--- Work to complete ---
Show all lines that include the string "Data"; copy each one.

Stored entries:

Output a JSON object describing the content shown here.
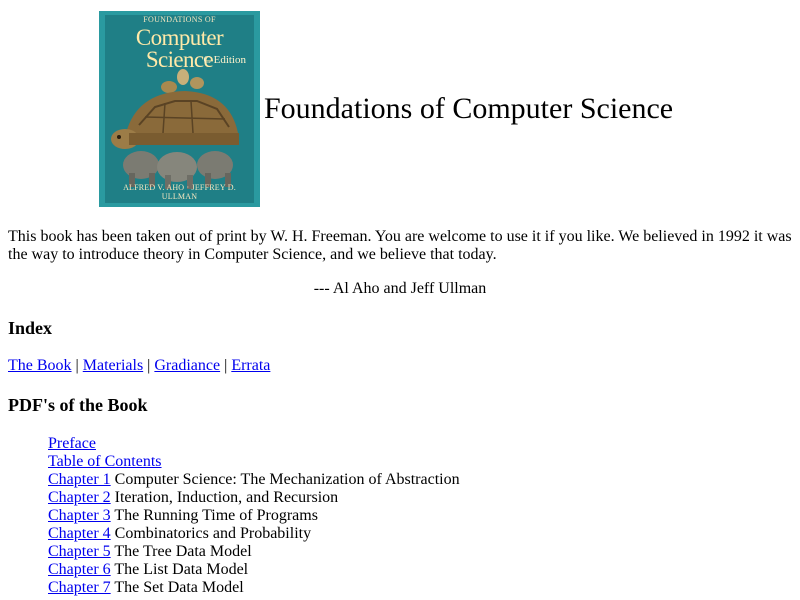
{
  "header": {
    "title": "Foundations of Computer Science",
    "cover": {
      "top_text": "FOUNDATIONS OF",
      "big_text": "Computer Science",
      "edition": "C Edition",
      "authors": "ALFRED V. AHO · JEFFREY D. ULLMAN",
      "colors": {
        "border": "#2a9aa0",
        "panel": "#1f7f86",
        "turtle": "#8a6a3a"
      }
    }
  },
  "intro": {
    "text": "This book has been taken out of print by W. H. Freeman. You are welcome to use it if you like. We believed in 1992 it was the way to introduce theory in Computer Science, and we believe that today.",
    "signature": "--- Al Aho and Jeff Ullman"
  },
  "index": {
    "heading": "Index",
    "links": [
      "The Book",
      "Materials",
      "Gradiance",
      "Errata"
    ],
    "separator": "|"
  },
  "pdfs": {
    "heading": "PDF's of the Book",
    "items": [
      {
        "link": "Preface",
        "title": ""
      },
      {
        "link": "Table of Contents",
        "title": ""
      },
      {
        "link": "Chapter 1",
        "title": "Computer Science: The Mechanization of Abstraction"
      },
      {
        "link": "Chapter 2",
        "title": "Iteration, Induction, and Recursion"
      },
      {
        "link": "Chapter 3",
        "title": "The Running Time of Programs"
      },
      {
        "link": "Chapter 4",
        "title": "Combinatorics and Probability"
      },
      {
        "link": "Chapter 5",
        "title": "The Tree Data Model"
      },
      {
        "link": "Chapter 6",
        "title": "The List Data Model"
      },
      {
        "link": "Chapter 7",
        "title": "The Set Data Model"
      }
    ]
  },
  "link_color": "#0000ee"
}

--- The output ---
        "title": "The Tree Data Model"
        "title": "The List Data Model"
        "title": "The Set Data Model"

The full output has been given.